**Records provided**
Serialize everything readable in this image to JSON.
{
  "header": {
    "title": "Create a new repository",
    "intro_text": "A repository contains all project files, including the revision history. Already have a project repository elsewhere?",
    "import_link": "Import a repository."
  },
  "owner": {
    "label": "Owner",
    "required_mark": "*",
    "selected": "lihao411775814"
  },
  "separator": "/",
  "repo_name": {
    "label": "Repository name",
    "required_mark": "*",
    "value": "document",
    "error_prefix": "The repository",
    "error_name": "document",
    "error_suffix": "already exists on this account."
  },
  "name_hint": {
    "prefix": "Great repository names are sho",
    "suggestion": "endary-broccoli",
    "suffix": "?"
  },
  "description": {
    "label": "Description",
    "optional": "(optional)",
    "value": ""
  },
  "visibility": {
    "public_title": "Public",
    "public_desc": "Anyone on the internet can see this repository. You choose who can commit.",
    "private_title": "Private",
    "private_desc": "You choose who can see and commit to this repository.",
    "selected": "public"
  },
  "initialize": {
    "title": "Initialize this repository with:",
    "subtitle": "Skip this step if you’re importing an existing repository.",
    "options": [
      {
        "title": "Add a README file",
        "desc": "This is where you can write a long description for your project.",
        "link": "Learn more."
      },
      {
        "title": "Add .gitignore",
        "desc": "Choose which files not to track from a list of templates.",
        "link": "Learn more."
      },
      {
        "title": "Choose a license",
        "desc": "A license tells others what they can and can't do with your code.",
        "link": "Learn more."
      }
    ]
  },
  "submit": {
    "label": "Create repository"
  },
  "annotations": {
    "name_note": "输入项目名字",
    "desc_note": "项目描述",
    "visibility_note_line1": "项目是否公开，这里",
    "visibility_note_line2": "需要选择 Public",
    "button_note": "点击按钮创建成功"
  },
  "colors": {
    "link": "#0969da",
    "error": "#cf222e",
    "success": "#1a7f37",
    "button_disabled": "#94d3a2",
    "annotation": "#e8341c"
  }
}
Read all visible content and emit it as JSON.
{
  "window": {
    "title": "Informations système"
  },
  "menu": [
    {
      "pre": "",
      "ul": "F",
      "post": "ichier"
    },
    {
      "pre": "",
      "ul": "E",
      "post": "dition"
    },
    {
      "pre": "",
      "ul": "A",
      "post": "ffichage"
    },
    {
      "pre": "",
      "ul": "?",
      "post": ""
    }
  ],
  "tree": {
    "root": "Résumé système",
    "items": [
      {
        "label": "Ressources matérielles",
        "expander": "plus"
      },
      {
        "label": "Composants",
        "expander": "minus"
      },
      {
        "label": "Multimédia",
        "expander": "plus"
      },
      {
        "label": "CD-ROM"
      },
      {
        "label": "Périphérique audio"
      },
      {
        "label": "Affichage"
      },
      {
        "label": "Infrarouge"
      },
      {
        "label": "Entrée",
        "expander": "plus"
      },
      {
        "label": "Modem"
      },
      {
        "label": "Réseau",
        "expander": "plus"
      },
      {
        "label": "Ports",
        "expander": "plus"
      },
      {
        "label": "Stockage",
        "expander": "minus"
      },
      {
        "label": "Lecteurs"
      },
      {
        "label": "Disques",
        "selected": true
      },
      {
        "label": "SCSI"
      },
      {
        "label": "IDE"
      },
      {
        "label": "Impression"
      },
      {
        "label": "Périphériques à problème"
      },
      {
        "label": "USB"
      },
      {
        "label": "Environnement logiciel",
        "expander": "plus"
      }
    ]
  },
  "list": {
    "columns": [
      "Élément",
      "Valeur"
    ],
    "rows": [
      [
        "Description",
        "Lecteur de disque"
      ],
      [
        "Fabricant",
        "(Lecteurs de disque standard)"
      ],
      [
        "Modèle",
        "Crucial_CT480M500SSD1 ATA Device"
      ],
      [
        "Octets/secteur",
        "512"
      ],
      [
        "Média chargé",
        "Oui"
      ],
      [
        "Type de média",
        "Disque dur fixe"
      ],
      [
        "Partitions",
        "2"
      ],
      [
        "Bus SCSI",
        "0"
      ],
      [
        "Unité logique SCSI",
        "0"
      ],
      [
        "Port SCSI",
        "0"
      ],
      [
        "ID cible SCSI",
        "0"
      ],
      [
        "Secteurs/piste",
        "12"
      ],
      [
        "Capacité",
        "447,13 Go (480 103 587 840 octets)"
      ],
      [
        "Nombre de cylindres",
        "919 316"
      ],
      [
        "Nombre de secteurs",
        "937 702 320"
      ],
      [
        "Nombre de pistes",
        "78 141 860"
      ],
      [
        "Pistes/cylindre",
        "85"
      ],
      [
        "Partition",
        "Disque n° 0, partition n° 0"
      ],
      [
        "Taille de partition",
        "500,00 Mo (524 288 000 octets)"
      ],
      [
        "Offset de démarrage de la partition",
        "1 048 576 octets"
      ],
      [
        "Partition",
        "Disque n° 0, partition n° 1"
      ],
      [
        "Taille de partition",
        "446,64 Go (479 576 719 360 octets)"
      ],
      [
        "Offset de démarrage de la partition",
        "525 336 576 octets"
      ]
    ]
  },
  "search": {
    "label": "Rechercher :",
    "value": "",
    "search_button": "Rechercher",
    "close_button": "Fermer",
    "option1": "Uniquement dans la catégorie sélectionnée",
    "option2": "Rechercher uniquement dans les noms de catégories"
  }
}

**Requirement**
Your task is to print all of the records exactly.

**Task response**
Serialize everything readable in this image to JSON.
{
  "header": {
    "title": "Create a new repository",
    "intro_text": "A repository contains all project files, including the revision history. Already have a project repository elsewhere?",
    "import_link": "Import a repository."
  },
  "owner": {
    "label": "Owner",
    "required_mark": "*",
    "selected": "lihao411775814"
  },
  "separator": "/",
  "repo_name": {
    "label": "Repository name",
    "required_mark": "*",
    "value": "document",
    "error_prefix": "The repository",
    "error_name": "document",
    "error_suffix": "already exists on this account."
  },
  "name_hint": {
    "prefix": "Great repository names are sho",
    "suggestion": "endary-broccoli",
    "suffix": "?"
  },
  "description": {
    "label": "Description",
    "optional": "(optional)",
    "value": ""
  },
  "visibility": {
    "public_title": "Public",
    "public_desc": "Anyone on the internet can see this repository. You choose who can commit.",
    "private_title": "Private",
    "private_desc": "You choose who can see and commit to this repository.",
    "selected": "public"
  },
  "initialize": {
    "title": "Initialize this repository with:",
    "subtitle": "Skip this step if you’re importing an existing repository.",
    "options": [
      {
        "title": "Add a README file",
        "desc": "This is where you can write a long description for your project.",
        "link": "Learn more."
      },
      {
        "title": "Add .gitignore",
        "desc": "Choose which files not to track from a list of templates.",
        "link": "Learn more."
      },
      {
        "title": "Choose a license",
        "desc": "A license tells others what they can and can't do with your code.",
        "link": "Learn more."
      }
    ]
  },
  "submit": {
    "label": "Create repository"
  },
  "annotations": {
    "name_note": "输入项目名字",
    "desc_note": "项目描述",
    "visibility_note_line1": "项目是否公开，这里",
    "visibility_note_line2": "需要选择 Public",
    "button_note": "点击按钮创建成功"
  },
  "colors": {
    "link": "#0969da",
    "error": "#cf222e",
    "success": "#1a7f37",
    "button_disabled": "#94d3a2",
    "annotation": "#e8341c"
  }
}
Read all visible content and emit it as JSON.
{
  "window": {
    "title": "Informations système"
  },
  "menu": [
    {
      "pre": "",
      "ul": "F",
      "post": "ichier"
    },
    {
      "pre": "",
      "ul": "E",
      "post": "dition"
    },
    {
      "pre": "",
      "ul": "A",
      "post": "ffichage"
    },
    {
      "pre": "",
      "ul": "?",
      "post": ""
    }
  ],
  "tree": {
    "root": "Résumé système",
    "items": [
      {
        "label": "Ressources matérielles",
        "expander": "plus"
      },
      {
        "label": "Composants",
        "expander": "minus"
      },
      {
        "label": "Multimédia",
        "expander": "plus"
      },
      {
        "label": "CD-ROM"
      },
      {
        "label": "Périphérique audio"
      },
      {
        "label": "Affichage"
      },
      {
        "label": "Infrarouge"
      },
      {
        "label": "Entrée",
        "expander": "plus"
      },
      {
        "label": "Modem"
      },
      {
        "label": "Réseau",
        "expander": "plus"
      },
      {
        "label": "Ports",
        "expander": "plus"
      },
      {
        "label": "Stockage",
        "expander": "minus"
      },
      {
        "label": "Lecteurs"
      },
      {
        "label": "Disques",
        "selected": true
      },
      {
        "label": "SCSI"
      },
      {
        "label": "IDE"
      },
      {
        "label": "Impression"
      },
      {
        "label": "Périphériques à problème"
      },
      {
        "label": "USB"
      },
      {
        "label": "Environnement logiciel",
        "expander": "plus"
      }
    ]
  },
  "list": {
    "columns": [
      "Élément",
      "Valeur"
    ],
    "rows": [
      [
        "Description",
        "Lecteur de disque"
      ],
      [
        "Fabricant",
        "(Lecteurs de disque standard)"
      ],
      [
        "Modèle",
        "Crucial_CT480M500SSD1 ATA Device"
      ],
      [
        "Octets/secteur",
        "512"
      ],
      [
        "Média chargé",
        "Oui"
      ],
      [
        "Type de média",
        "Disque dur fixe"
      ],
      [
        "Partitions",
        "2"
      ],
      [
        "Bus SCSI",
        "0"
      ],
      [
        "Unité logique SCSI",
        "0"
      ],
      [
        "Port SCSI",
        "0"
      ],
      [
        "ID cible SCSI",
        "0"
      ],
      [
        "Secteurs/piste",
        "12"
      ],
      [
        "Capacité",
        "447,13 Go (480 103 587 840 octets)"
      ],
      [
        "Nombre de cylindres",
        "919 316"
      ],
      [
        "Nombre de secteurs",
        "937 702 320"
      ],
      [
        "Nombre de pistes",
        "78 141 860"
      ],
      [
        "Pistes/cylindre",
        "85"
      ],
      [
        "Partition",
        "Disque n° 0, partition n° 0"
      ],
      [
        "Taille de partition",
        "500,00 Mo (524 288 000 octets)"
      ],
      [
        "Offset de démarrage de la partition",
        "1 048 576 octets"
      ],
      [
        "Partition",
        "Disque n° 0, partition n° 1"
      ],
      [
        "Taille de partition",
        "446,64 Go (479 576 719 360 octets)"
      ],
      [
        "Offset de démarrage de la partition",
        "525 336 576 octets"
      ]
    ]
  },
  "search": {
    "label": "Rechercher :",
    "value": "",
    "search_button": "Rechercher",
    "close_button": "Fermer",
    "option1": "Uniquement dans la catégorie sélectionnée",
    "option2": "Rechercher uniquement dans les noms de catégories"
  }
}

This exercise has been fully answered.